_The request:_
Copy nothing but the text: repeat each entry exactly and drop the images.

----

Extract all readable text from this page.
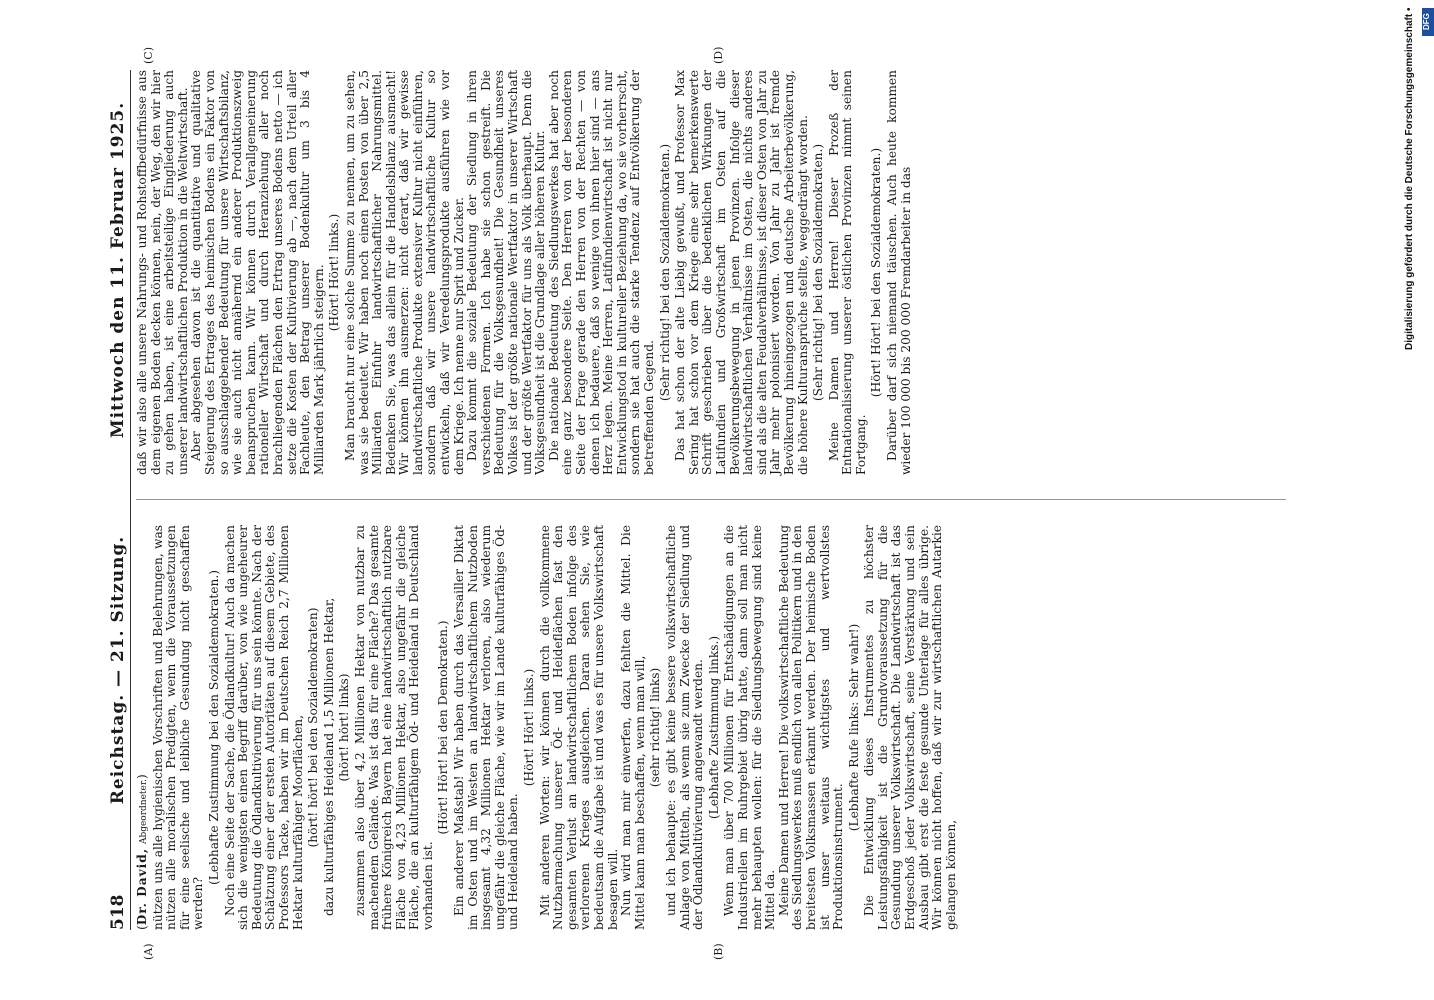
518
Reichstag. — 21. Sitzung.
Mittwoch den 11. Februar 1925.
(A)	(B)
(C)	(D)

(Dr. David, Abgeordneter.) nützen uns alle hygienischen Vorschriften und Belehrungen, was nützen alle moralischen Predigten, wenn die Voraussetzungen für eine seelische und leibliche Gesundung nicht geschaffen werden?

(Lebhafte Zustimmung bei den Sozialdemokraten.) Noch eine Seite der Sache, die Ödlandkultur! Auch da machen sich die wenigsten einen Begriff darüber, von wie ungeheurer Bedeutung die Ödlandkultivierung für uns sein könnte. Nach der Schätzung einer der ersten Autoritäten auf diesem Gebiete, des Professors Tacke, haben wir im Deutschen Reich 2,7 Millionen Hektar kulturfähiger Moorflächen, (hört! hört! bei den Sozialdemokraten) dazu kulturfähiges Heideland 1,5 Millionen Hektar, (hört! hört! links) zusammen also über 4,2 Millionen Hektar von nutzbar zu machendem Gelände. Was ist das für eine Fläche? Das gesamte frühere Königreich Bayern hat eine landwirtschaftlich nutzbare Fläche von 4,23 Millionen Hektar, also ungefähr die gleiche Fläche, die an kulturfähigem Öd- und Heideland in Deutschland vorhanden ist.

(Hört! Hört! bei den Demokraten.) Ein anderer Maßstab! Wir haben durch das Versailler Diktat im Osten und im Westen an landwirtschaftlichem Nutzboden insgesamt 4,32 Millionen Hektar verloren, also wiederum ungefähr die gleiche Fläche, wie wir im Lande kulturfähiges Öd- und Heideland haben.

(Hört! Hört! links.) Mit anderen Worten: wir können durch die vollkommene Nutzbarmachung unserer Öd- und Heideflächen fast den gesamten Verlust an landwirtschaftlichem Boden infolge des verlorenen Krieges ausgleichen. Daran sehen Sie, wie bedeutsam die Aufgabe ist und was es für unsere Volkswirtschaft besagen will. Nun wird man mir einwerfen, dazu fehlten die Mittel. Die Mittel kann man beschaffen, wenn man will, (sehr richtig! links) und ich behaupte: es gibt keine bessere volkswirtschaftliche Anlage von Mitteln, als wenn sie zum Zwecke der Siedlung und der Ödlandkultivierung angewandt werden. (Lebhafte Zustimmung links.) Wenn man über 700 Millionen für Entschädigungen an die Industriellen im Ruhrgebiet übrig hatte, dann soll man nicht mehr behaupten wollen: für die Siedlungsbewegung sind keine Mittel da. Meine Damen und Herren! Die volkswirtschaftliche Bedeutung des Siedlungswerkes muß endlich von allen Politikern und in den breitesten Volksmassen erkannt werden. Der heimische Boden ist unser weitaus wichtigstes und wertvollstes Produktionsinstrument.

(Lebhafte Rufe links: Sehr wahr!) Die Entwicklung dieses Instrumentes zu höchster Leistungsfähigkeit ist die Grundvoraussetzung für die Gesundung unserer Volkswirtschaft. Die Landwirtschaft ist das Erdgeschoß jeder Volkswirtschaft, seine Verstärkung und sein Ausbau gibt erst die feste gesunde Unterlage für alles übrige. Wir können nicht hoffen, daß wir zur wirtschaftlichen Autarkie gelangen können,

daß wir also alle unsere Nahrungs- und Rohstoffbedürfnisse aus dem eigenen Boden decken können, nein, der Weg, den wir hier zu gehen haben, ist eine arbeitsteilige Eingliederung auch unserer landwirtschaftlichen Produktion in die Weltwirtschaft. Aber abgesehen davon ist die quantitative und qualitative Steigerung des Ertrages des heimischen Bodens ein Faktor von so ausschlaggebender Bedeutung für unsere Wirtschaftsbilanz, wie sie auch nicht annähernd ein anderer Produktionszweig beanspruchen kann. Wir können durch Verallgemeinerung rationeller Wirtschaft und durch Heranziehung aller noch brachliegenden Flächen den Ertrag unseres Bodens netto — ich setze die Kosten der Kultivierung ab —, nach dem Urteil aller Fachleute, den Betrag unserer Bodenkultur um 3 bis 4 Milliarden Mark jährlich steigern. (Hört! Hört! links.) Man braucht nur eine solche Summe zu nennen, um zu sehen, was sie bedeutet. Wir haben noch einen Posten von über 2,5 Milliarden Einfuhr landwirtschaftlicher Nahrungsmittel. Bedenken Sie, was das allein für die Handelsbilanz ausmacht! Wir können ihn ausmerzen: nicht derart, daß wir gewisse landwirtschaftliche Produkte extensiver Kultur nicht einführen, sondern daß wir unsere landwirtschaftliche Kultur so entwickeln, daß wir Veredelungsprodukte ausführen wie vor dem Kriege. Ich nenne nur Sprit und Zucker. Dazu kommt die soziale Bedeutung der Siedlung in ihren verschiedenen Formen. Ich habe sie schon gestreift. Die Bedeutung für die Volksgesundheit! Die Gesundheit unseres Volkes ist der größte nationale Wertfaktor in unserer Wirtschaft und der größte Wertfaktor für uns als Volk überhaupt. Denn die Volksgesundheit ist die Grundlage aller höheren Kultur. Die nationale Bedeutung des Siedlungswerkes hat aber noch eine ganz besondere Seite. Den Herren von der besonderen Seite der Frage gerade den Herren von der Rechten — von denen ich bedauere, daß so wenige von ihnen hier sind — ans Herz legen. Meine Herren, Latifundienwirtschaft ist nicht nur Entwicklungstod in kultureller Beziehung da, wo sie vorherrscht, sondern sie hat auch die starke Tendenz auf Entvölkerung der betreffenden Gegend.

(Sehr richtig! bei den Sozialdemokraten.) Das hat schon der alte Liebig gewußt, und Professor Max Sering hat schon vor dem Kriege eine sehr bemerkenswerte Schrift geschrieben über die bedenklichen Wirkungen der Latifundien und Großwirtschaft im Osten auf die Bevölkerungsbewegung in jenen Provinzen. Infolge dieser landwirtschaftlichen Verhältnisse im Osten, die nichts anderes sind als die alten Feudalverhältnisse, ist dieser Osten von Jahr zu Jahr mehr polonisiert worden. Von Jahr zu Jahr ist fremde Bevölkerung hineingezogen und deutsche Arbeiterbevölkerung, die höhere Kulturansprüche stellte, weggedrängt worden. (Sehr richtig! bei den Sozialdemokraten.) Meine Damen und Herren! Dieser Prozeß der Entnationalisierung unserer östlichen Provinzen nimmt seinen Fortgang.

(Hört! Hört! bei den Sozialdemokraten.) Darüber darf sich niemand täuschen. Auch heute kommen wieder 100 000 bis 200 000 Fremdarbeiter in das	Digitalisierung gefördert durch die Deutsche Forschungsgemeinschaft • DFG
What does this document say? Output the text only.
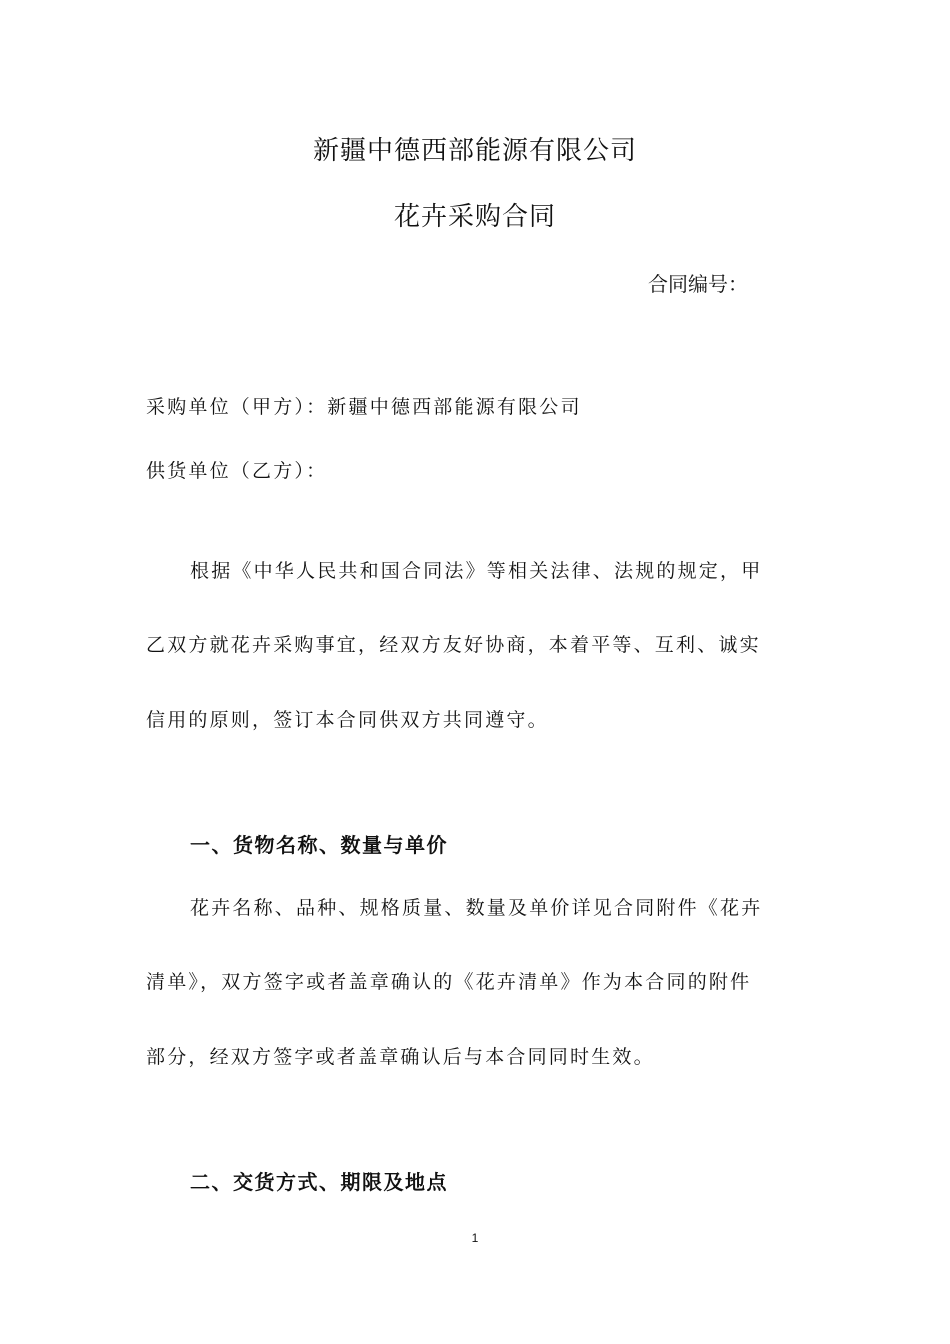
新疆中德西部能源有限公司
花卉采购合同
合同编号：
采购单位（甲方）：新疆中德西部能源有限公司
供货单位（乙方）：
根据《中华人民共和国合同法》等相关法律、法规的规定，甲
乙双方就花卉采购事宜，经双方友好协商，本着平等、互利、诚实
信用的原则，签订本合同供双方共同遵守。
一、货物名称、数量与单价
花卉名称、品种、规格质量、数量及单价详见合同附件《花卉
清单》，双方签字或者盖章确认的《花卉清单》作为本合同的附件
部分，经双方签字或者盖章确认后与本合同同时生效。
二、交货方式、期限及地点
1
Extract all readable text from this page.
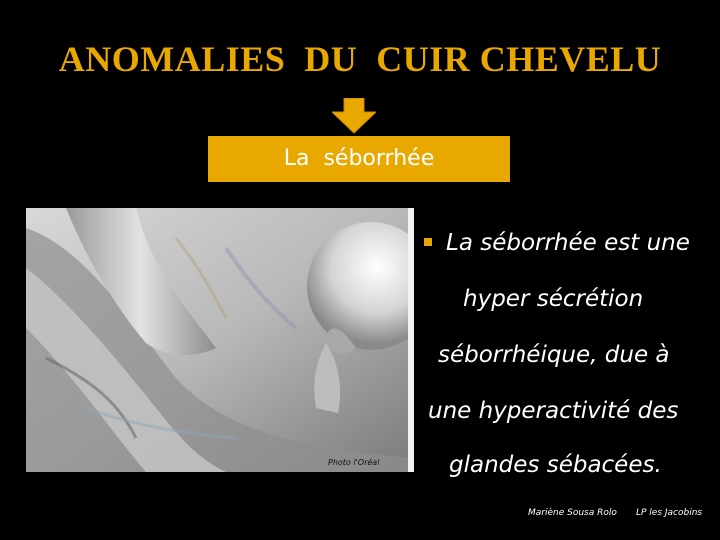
ANOMALIES  DU  CUIR CHEVELU
La  séborrhée
Photo l'Oréal
La séborrhée est une
hyper sécrétion
séborrhéique, due à
une hyperactivité des
glandes sébacées.
Mariène Sousa Rolo LP les Jacobins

----

_Solution below:_
Extract all readable text from this page.
518
Reichstag. — 21. Sitzung.
Mittwoch den 11. Februar 1925.
(A)	(B)
(C)	(D)

(Dr. David, Abgeordneter.) nützen uns alle hygienischen Vorschriften und Belehrungen, was nützen alle moralischen Predigten, wenn die Voraussetzungen für eine seelische und leibliche Gesundung nicht geschaffen werden?

(Lebhafte Zustimmung bei den Sozialdemokraten.) Noch eine Seite der Sache, die Ödlandkultur! Auch da machen sich die wenigsten einen Begriff darüber, von wie ungeheurer Bedeutung die Ödlandkultivierung für uns sein könnte. Nach der Schätzung einer der ersten Autoritäten auf diesem Gebiete, des Professors Tacke, haben wir im Deutschen Reich 2,7 Millionen Hektar kulturfähiger Moorflächen, (hört! hört! bei den Sozialdemokraten) dazu kulturfähiges Heideland 1,5 Millionen Hektar, (hört! hört! links) zusammen also über 4,2 Millionen Hektar von nutzbar zu machendem Gelände. Was ist das für eine Fläche? Das gesamte frühere Königreich Bayern hat eine landwirtschaftlich nutzbare Fläche von 4,23 Millionen Hektar, also ungefähr die gleiche Fläche, die an kulturfähigem Öd- und Heideland in Deutschland vorhanden ist.

(Hört! Hört! bei den Demokraten.) Ein anderer Maßstab! Wir haben durch das Versailler Diktat im Osten und im Westen an landwirtschaftlichem Nutzboden insgesamt 4,32 Millionen Hektar verloren, also wiederum ungefähr die gleiche Fläche, wie wir im Lande kulturfähiges Öd- und Heideland haben.

(Hört! Hört! links.) Mit anderen Worten: wir können durch die vollkommene Nutzbarmachung unserer Öd- und Heideflächen fast den gesamten Verlust an landwirtschaftlichem Boden infolge des verlorenen Krieges ausgleichen. Daran sehen Sie, wie bedeutsam die Aufgabe ist und was es für unsere Volkswirtschaft besagen will. Nun wird man mir einwerfen, dazu fehlten die Mittel. Die Mittel kann man beschaffen, wenn man will, (sehr richtig! links) und ich behaupte: es gibt keine bessere volkswirtschaftliche Anlage von Mitteln, als wenn sie zum Zwecke der Siedlung und der Ödlandkultivierung angewandt werden. (Lebhafte Zustimmung links.) Wenn man über 700 Millionen für Entschädigungen an die Industriellen im Ruhrgebiet übrig hatte, dann soll man nicht mehr behaupten wollen: für die Siedlungsbewegung sind keine Mittel da. Meine Damen und Herren! Die volkswirtschaftliche Bedeutung des Siedlungswerkes muß endlich von allen Politikern und in den breitesten Volksmassen erkannt werden. Der heimische Boden ist unser weitaus wichtigstes und wertvollstes Produktionsinstrument.

(Lebhafte Rufe links: Sehr wahr!) Die Entwicklung dieses Instrumentes zu höchster Leistungsfähigkeit ist die Grundvoraussetzung für die Gesundung unserer Volkswirtschaft. Die Landwirtschaft ist das Erdgeschoß jeder Volkswirtschaft, seine Verstärkung und sein Ausbau gibt erst die feste gesunde Unterlage für alles übrige. Wir können nicht hoffen, daß wir zur wirtschaftlichen Autarkie gelangen können,

daß wir also alle unsere Nahrungs- und Rohstoffbedürfnisse aus dem eigenen Boden decken können, nein, der Weg, den wir hier zu gehen haben, ist eine arbeitsteilige Eingliederung auch unserer landwirtschaftlichen Produktion in die Weltwirtschaft. Aber abgesehen davon ist die quantitative und qualitative Steigerung des Ertrages des heimischen Bodens ein Faktor von so ausschlaggebender Bedeutung für unsere Wirtschaftsbilanz, wie sie auch nicht annähernd ein anderer Produktionszweig beanspruchen kann. Wir können durch Verallgemeinerung rationeller Wirtschaft und durch Heranziehung aller noch brachliegenden Flächen den Ertrag unseres Bodens netto — ich setze die Kosten der Kultivierung ab —, nach dem Urteil aller Fachleute, den Betrag unserer Bodenkultur um 3 bis 4 Milliarden Mark jährlich steigern. (Hört! Hört! links.) Man braucht nur eine solche Summe zu nennen, um zu sehen, was sie bedeutet. Wir haben noch einen Posten von über 2,5 Milliarden Einfuhr landwirtschaftlicher Nahrungsmittel. Bedenken Sie, was das allein für die Handelsbilanz ausmacht! Wir können ihn ausmerzen: nicht derart, daß wir gewisse landwirtschaftliche Produkte extensiver Kultur nicht einführen, sondern daß wir unsere landwirtschaftliche Kultur so entwickeln, daß wir Veredelungsprodukte ausführen wie vor dem Kriege. Ich nenne nur Sprit und Zucker. Dazu kommt die soziale Bedeutung der Siedlung in ihren verschiedenen Formen. Ich habe sie schon gestreift. Die Bedeutung für die Volksgesundheit! Die Gesundheit unseres Volkes ist der größte nationale Wertfaktor in unserer Wirtschaft und der größte Wertfaktor für uns als Volk überhaupt. Denn die Volksgesundheit ist die Grundlage aller höheren Kultur. Die nationale Bedeutung des Siedlungswerkes hat aber noch eine ganz besondere Seite. Den Herren von der besonderen Seite der Frage gerade den Herren von der Rechten — von denen ich bedauere, daß so wenige von ihnen hier sind — ans Herz legen. Meine Herren, Latifundienwirtschaft ist nicht nur Entwicklungstod in kultureller Beziehung da, wo sie vorherrscht, sondern sie hat auch die starke Tendenz auf Entvölkerung der betreffenden Gegend.

(Sehr richtig! bei den Sozialdemokraten.) Das hat schon der alte Liebig gewußt, und Professor Max Sering hat schon vor dem Kriege eine sehr bemerkenswerte Schrift geschrieben über die bedenklichen Wirkungen der Latifundien und Großwirtschaft im Osten auf die Bevölkerungsbewegung in jenen Provinzen. Infolge dieser landwirtschaftlichen Verhältnisse im Osten, die nichts anderes sind als die alten Feudalverhältnisse, ist dieser Osten von Jahr zu Jahr mehr polonisiert worden. Von Jahr zu Jahr ist fremde Bevölkerung hineingezogen und deutsche Arbeiterbevölkerung, die höhere Kulturansprüche stellte, weggedrängt worden. (Sehr richtig! bei den Sozialdemokraten.) Meine Damen und Herren! Dieser Prozeß der Entnationalisierung unserer östlichen Provinzen nimmt seinen Fortgang.

(Hört! Hört! bei den Sozialdemokraten.) Darüber darf sich niemand täuschen. Auch heute kommen wieder 100 000 bis 200 000 Fremdarbeiter in das	Digitalisierung gefördert durch die Deutsche Forschungsgemeinschaft • DFG
What does this document say? Output the text only.
新疆中德西部能源有限公司
花卉采购合同
合同编号：
采购单位（甲方）：新疆中德西部能源有限公司
供货单位（乙方）：
根据《中华人民共和国合同法》等相关法律、法规的规定，甲
乙双方就花卉采购事宜，经双方友好协商，本着平等、互利、诚实
信用的原则，签订本合同供双方共同遵守。
一、货物名称、数量与单价
花卉名称、品种、规格质量、数量及单价详见合同附件《花卉
清单》，双方签字或者盖章确认的《花卉清单》作为本合同的附件
部分，经双方签字或者盖章确认后与本合同同时生效。
二、交货方式、期限及地点
1
Extract all readable text from this page.
ANOMALIES  DU  CUIR CHEVELU
La  séborrhée
Photo l'Oréal
La séborrhée est une
hyper sécrétion
séborrhéique, due à
une hyperactivité des
glandes sébacées.
Mariène Sousa Rolo LP les Jacobins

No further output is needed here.